— Start Data provided —
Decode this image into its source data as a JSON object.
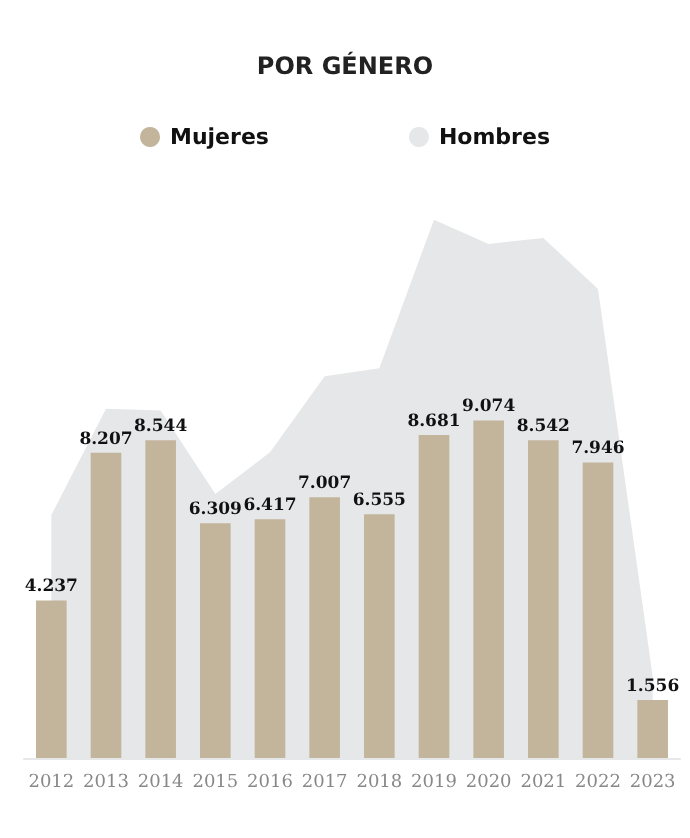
{
  "chart_data": {
    "type": "bar",
    "title": "POR GÉNERO",
    "categories": [
      "2012",
      "2013",
      "2014",
      "2015",
      "2016",
      "2017",
      "2018",
      "2019",
      "2020",
      "2021",
      "2022",
      "2023"
    ],
    "series": [
      {
        "name": "Mujeres",
        "color": "#c2b59b",
        "values": [
          4237,
          8207,
          8544,
          6309,
          6417,
          7007,
          6555,
          8681,
          9074,
          8542,
          7946,
          1556
        ],
        "value_labels": [
          "4.237",
          "8.207",
          "8.544",
          "6.309",
          "6.417",
          "7.007",
          "6.555",
          "8.681",
          "9.074",
          "8.542",
          "7.946",
          "1.556"
        ]
      },
      {
        "name": "Hombres",
        "type": "area",
        "color": "#e6e7e8",
        "values": [
          6530,
          9390,
          9340,
          7100,
          8220,
          10260,
          10480,
          14470,
          13820,
          13980,
          12610,
          2200
        ]
      }
    ],
    "grid": false,
    "legend": "top"
  }
}
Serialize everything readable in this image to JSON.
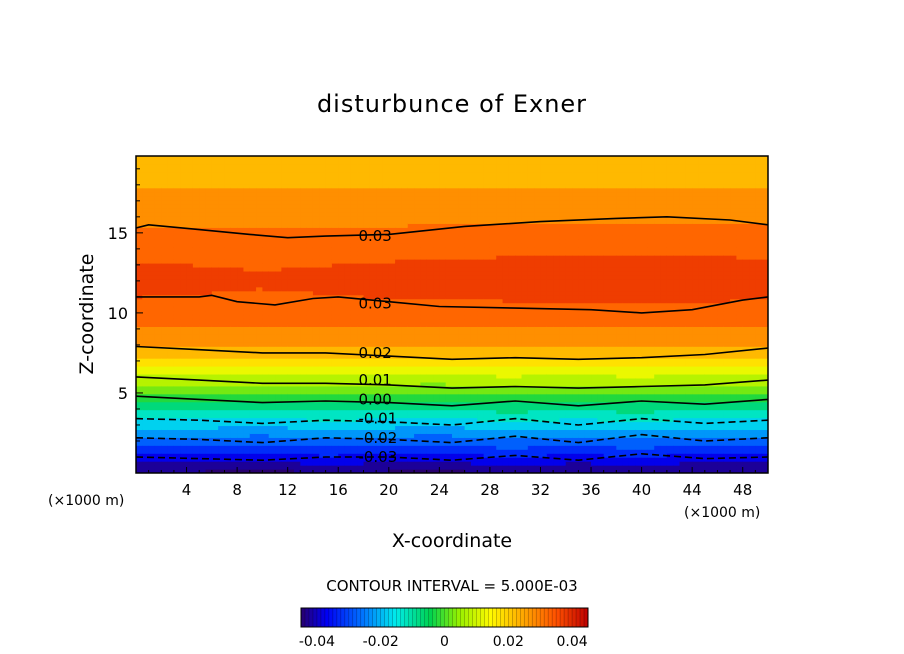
{
  "chart_data": {
    "type": "contour",
    "title": "disturbunce of Exner",
    "xlabel": "X-coordinate",
    "ylabel": "Z-coordinate",
    "x_unit_left": "(×1000 m)",
    "x_unit_right": "(×1000 m)",
    "x_ticks": [
      4,
      8,
      12,
      16,
      20,
      24,
      28,
      32,
      36,
      40,
      44,
      48
    ],
    "y_ticks": [
      5,
      10,
      15
    ],
    "xlim": [
      0,
      50
    ],
    "ylim": [
      0,
      19.8
    ],
    "contour_interval_text": "CONTOUR INTERVAL = 5.000E-03",
    "contour_interval": 0.005,
    "level_range": [
      -0.045,
      0.045
    ],
    "contour_labels": [
      {
        "text": "0.03",
        "x": 17.6,
        "z": 14.8
      },
      {
        "text": "0.03",
        "x": 17.6,
        "z": 10.6
      },
      {
        "text": "0.02",
        "x": 17.6,
        "z": 7.5
      },
      {
        "text": "0.01",
        "x": 17.6,
        "z": 5.8
      },
      {
        "text": "0.00",
        "x": 17.6,
        "z": 4.6
      },
      {
        "text": "-0.01",
        "x": 17.6,
        "z": 3.4
      },
      {
        "text": "-0.02",
        "x": 17.6,
        "z": 2.2
      },
      {
        "text": "-0.03",
        "x": 17.6,
        "z": 1.0
      }
    ],
    "labeled_lines": [
      {
        "level": 0.03,
        "dashed": false,
        "points": [
          [
            0,
            15.3
          ],
          [
            1,
            15.5
          ],
          [
            5,
            15.2
          ],
          [
            9,
            14.9
          ],
          [
            12,
            14.7
          ],
          [
            15,
            14.8
          ],
          [
            20,
            14.9
          ],
          [
            26,
            15.4
          ],
          [
            32,
            15.7
          ],
          [
            38,
            15.9
          ],
          [
            42,
            16.0
          ],
          [
            47,
            15.8
          ],
          [
            50,
            15.5
          ]
        ]
      },
      {
        "level": 0.03,
        "dashed": false,
        "points": [
          [
            0,
            11.0
          ],
          [
            5,
            11.0
          ],
          [
            6,
            11.1
          ],
          [
            8,
            10.7
          ],
          [
            11,
            10.5
          ],
          [
            14,
            10.9
          ],
          [
            16,
            11.0
          ],
          [
            20,
            10.7
          ],
          [
            24,
            10.4
          ],
          [
            30,
            10.3
          ],
          [
            36,
            10.2
          ],
          [
            40,
            10.0
          ],
          [
            44,
            10.2
          ],
          [
            48,
            10.8
          ],
          [
            50,
            11.0
          ]
        ]
      },
      {
        "level": 0.02,
        "dashed": false,
        "points": [
          [
            0,
            7.9
          ],
          [
            5,
            7.7
          ],
          [
            10,
            7.5
          ],
          [
            15,
            7.5
          ],
          [
            20,
            7.3
          ],
          [
            25,
            7.1
          ],
          [
            30,
            7.2
          ],
          [
            35,
            7.1
          ],
          [
            40,
            7.2
          ],
          [
            45,
            7.4
          ],
          [
            50,
            7.8
          ]
        ]
      },
      {
        "level": 0.01,
        "dashed": false,
        "points": [
          [
            0,
            6.0
          ],
          [
            5,
            5.8
          ],
          [
            10,
            5.6
          ],
          [
            15,
            5.6
          ],
          [
            20,
            5.5
          ],
          [
            25,
            5.3
          ],
          [
            30,
            5.4
          ],
          [
            35,
            5.3
          ],
          [
            40,
            5.4
          ],
          [
            45,
            5.5
          ],
          [
            50,
            5.8
          ]
        ]
      },
      {
        "level": 0.0,
        "dashed": false,
        "points": [
          [
            0,
            4.8
          ],
          [
            5,
            4.6
          ],
          [
            10,
            4.4
          ],
          [
            15,
            4.5
          ],
          [
            20,
            4.4
          ],
          [
            25,
            4.2
          ],
          [
            30,
            4.5
          ],
          [
            35,
            4.2
          ],
          [
            40,
            4.5
          ],
          [
            45,
            4.3
          ],
          [
            50,
            4.6
          ]
        ]
      },
      {
        "level": -0.01,
        "dashed": true,
        "points": [
          [
            0,
            3.4
          ],
          [
            5,
            3.3
          ],
          [
            10,
            3.1
          ],
          [
            15,
            3.3
          ],
          [
            20,
            3.2
          ],
          [
            25,
            3.0
          ],
          [
            30,
            3.4
          ],
          [
            35,
            3.0
          ],
          [
            40,
            3.4
          ],
          [
            45,
            3.1
          ],
          [
            50,
            3.3
          ]
        ]
      },
      {
        "level": -0.02,
        "dashed": true,
        "points": [
          [
            0,
            2.2
          ],
          [
            5,
            2.1
          ],
          [
            10,
            1.9
          ],
          [
            15,
            2.2
          ],
          [
            20,
            2.1
          ],
          [
            25,
            1.9
          ],
          [
            30,
            2.3
          ],
          [
            35,
            1.9
          ],
          [
            40,
            2.4
          ],
          [
            45,
            2.0
          ],
          [
            50,
            2.2
          ]
        ]
      },
      {
        "level": -0.03,
        "dashed": true,
        "points": [
          [
            0,
            1.0
          ],
          [
            5,
            0.9
          ],
          [
            10,
            0.8
          ],
          [
            15,
            1.0
          ],
          [
            20,
            1.0
          ],
          [
            25,
            0.8
          ],
          [
            30,
            1.1
          ],
          [
            35,
            0.8
          ],
          [
            40,
            1.2
          ],
          [
            45,
            0.9
          ],
          [
            50,
            1.0
          ]
        ]
      }
    ],
    "colorbar": {
      "ticks": [
        -0.04,
        -0.02,
        0,
        0.02,
        0.04
      ],
      "tick_labels": [
        "-0.04",
        "-0.02",
        "0",
        "0.02",
        "0.04"
      ]
    },
    "grid": false
  }
}
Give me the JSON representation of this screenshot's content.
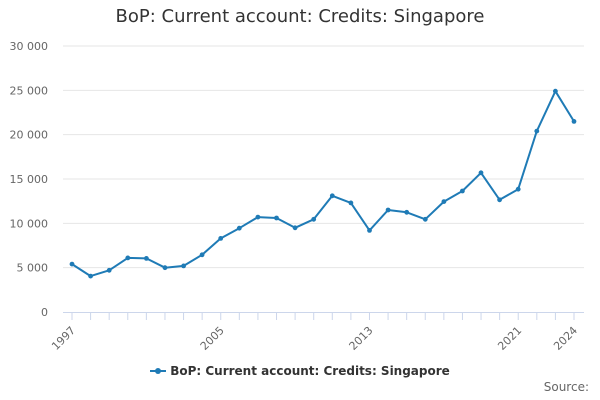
— End Data provided —
■ Stated problem: In your copy, repeat each record exactly and include no pictures.

■ Answer:
Decode this image into its source data as a JSON object.
{
  "chart_data": {
    "type": "bar",
    "title": "POR GÉNERO",
    "categories": [
      "2012",
      "2013",
      "2014",
      "2015",
      "2016",
      "2017",
      "2018",
      "2019",
      "2020",
      "2021",
      "2022",
      "2023"
    ],
    "series": [
      {
        "name": "Mujeres",
        "color": "#c2b59b",
        "values": [
          4237,
          8207,
          8544,
          6309,
          6417,
          7007,
          6555,
          8681,
          9074,
          8542,
          7946,
          1556
        ],
        "value_labels": [
          "4.237",
          "8.207",
          "8.544",
          "6.309",
          "6.417",
          "7.007",
          "6.555",
          "8.681",
          "9.074",
          "8.542",
          "7.946",
          "1.556"
        ]
      },
      {
        "name": "Hombres",
        "type": "area",
        "color": "#e6e7e8",
        "values": [
          6530,
          9390,
          9340,
          7100,
          8220,
          10260,
          10480,
          14470,
          13820,
          13980,
          12610,
          2200
        ]
      }
    ],
    "grid": false,
    "legend": "top"
  }
}
Serialize everything readable in this image to JSON.
{
  "chart_data": {
    "type": "contour",
    "title": "disturbunce of Exner",
    "xlabel": "X-coordinate",
    "ylabel": "Z-coordinate",
    "x_unit_left": "(×1000 m)",
    "x_unit_right": "(×1000 m)",
    "x_ticks": [
      4,
      8,
      12,
      16,
      20,
      24,
      28,
      32,
      36,
      40,
      44,
      48
    ],
    "y_ticks": [
      5,
      10,
      15
    ],
    "xlim": [
      0,
      50
    ],
    "ylim": [
      0,
      19.8
    ],
    "contour_interval_text": "CONTOUR INTERVAL = 5.000E-03",
    "contour_interval": 0.005,
    "level_range": [
      -0.045,
      0.045
    ],
    "contour_labels": [
      {
        "text": "0.03",
        "x": 17.6,
        "z": 14.8
      },
      {
        "text": "0.03",
        "x": 17.6,
        "z": 10.6
      },
      {
        "text": "0.02",
        "x": 17.6,
        "z": 7.5
      },
      {
        "text": "0.01",
        "x": 17.6,
        "z": 5.8
      },
      {
        "text": "0.00",
        "x": 17.6,
        "z": 4.6
      },
      {
        "text": "-0.01",
        "x": 17.6,
        "z": 3.4
      },
      {
        "text": "-0.02",
        "x": 17.6,
        "z": 2.2
      },
      {
        "text": "-0.03",
        "x": 17.6,
        "z": 1.0
      }
    ],
    "labeled_lines": [
      {
        "level": 0.03,
        "dashed": false,
        "points": [
          [
            0,
            15.3
          ],
          [
            1,
            15.5
          ],
          [
            5,
            15.2
          ],
          [
            9,
            14.9
          ],
          [
            12,
            14.7
          ],
          [
            15,
            14.8
          ],
          [
            20,
            14.9
          ],
          [
            26,
            15.4
          ],
          [
            32,
            15.7
          ],
          [
            38,
            15.9
          ],
          [
            42,
            16.0
          ],
          [
            47,
            15.8
          ],
          [
            50,
            15.5
          ]
        ]
      },
      {
        "level": 0.03,
        "dashed": false,
        "points": [
          [
            0,
            11.0
          ],
          [
            5,
            11.0
          ],
          [
            6,
            11.1
          ],
          [
            8,
            10.7
          ],
          [
            11,
            10.5
          ],
          [
            14,
            10.9
          ],
          [
            16,
            11.0
          ],
          [
            20,
            10.7
          ],
          [
            24,
            10.4
          ],
          [
            30,
            10.3
          ],
          [
            36,
            10.2
          ],
          [
            40,
            10.0
          ],
          [
            44,
            10.2
          ],
          [
            48,
            10.8
          ],
          [
            50,
            11.0
          ]
        ]
      },
      {
        "level": 0.02,
        "dashed": false,
        "points": [
          [
            0,
            7.9
          ],
          [
            5,
            7.7
          ],
          [
            10,
            7.5
          ],
          [
            15,
            7.5
          ],
          [
            20,
            7.3
          ],
          [
            25,
            7.1
          ],
          [
            30,
            7.2
          ],
          [
            35,
            7.1
          ],
          [
            40,
            7.2
          ],
          [
            45,
            7.4
          ],
          [
            50,
            7.8
          ]
        ]
      },
      {
        "level": 0.01,
        "dashed": false,
        "points": [
          [
            0,
            6.0
          ],
          [
            5,
            5.8
          ],
          [
            10,
            5.6
          ],
          [
            15,
            5.6
          ],
          [
            20,
            5.5
          ],
          [
            25,
            5.3
          ],
          [
            30,
            5.4
          ],
          [
            35,
            5.3
          ],
          [
            40,
            5.4
          ],
          [
            45,
            5.5
          ],
          [
            50,
            5.8
          ]
        ]
      },
      {
        "level": 0.0,
        "dashed": false,
        "points": [
          [
            0,
            4.8
          ],
          [
            5,
            4.6
          ],
          [
            10,
            4.4
          ],
          [
            15,
            4.5
          ],
          [
            20,
            4.4
          ],
          [
            25,
            4.2
          ],
          [
            30,
            4.5
          ],
          [
            35,
            4.2
          ],
          [
            40,
            4.5
          ],
          [
            45,
            4.3
          ],
          [
            50,
            4.6
          ]
        ]
      },
      {
        "level": -0.01,
        "dashed": true,
        "points": [
          [
            0,
            3.4
          ],
          [
            5,
            3.3
          ],
          [
            10,
            3.1
          ],
          [
            15,
            3.3
          ],
          [
            20,
            3.2
          ],
          [
            25,
            3.0
          ],
          [
            30,
            3.4
          ],
          [
            35,
            3.0
          ],
          [
            40,
            3.4
          ],
          [
            45,
            3.1
          ],
          [
            50,
            3.3
          ]
        ]
      },
      {
        "level": -0.02,
        "dashed": true,
        "points": [
          [
            0,
            2.2
          ],
          [
            5,
            2.1
          ],
          [
            10,
            1.9
          ],
          [
            15,
            2.2
          ],
          [
            20,
            2.1
          ],
          [
            25,
            1.9
          ],
          [
            30,
            2.3
          ],
          [
            35,
            1.9
          ],
          [
            40,
            2.4
          ],
          [
            45,
            2.0
          ],
          [
            50,
            2.2
          ]
        ]
      },
      {
        "level": -0.03,
        "dashed": true,
        "points": [
          [
            0,
            1.0
          ],
          [
            5,
            0.9
          ],
          [
            10,
            0.8
          ],
          [
            15,
            1.0
          ],
          [
            20,
            1.0
          ],
          [
            25,
            0.8
          ],
          [
            30,
            1.1
          ],
          [
            35,
            0.8
          ],
          [
            40,
            1.2
          ],
          [
            45,
            0.9
          ],
          [
            50,
            1.0
          ]
        ]
      }
    ],
    "colorbar": {
      "ticks": [
        -0.04,
        -0.02,
        0,
        0.02,
        0.04
      ],
      "tick_labels": [
        "-0.04",
        "-0.02",
        "0",
        "0.02",
        "0.04"
      ]
    },
    "grid": false
  }
}
Give me the JSON representation of this screenshot's content.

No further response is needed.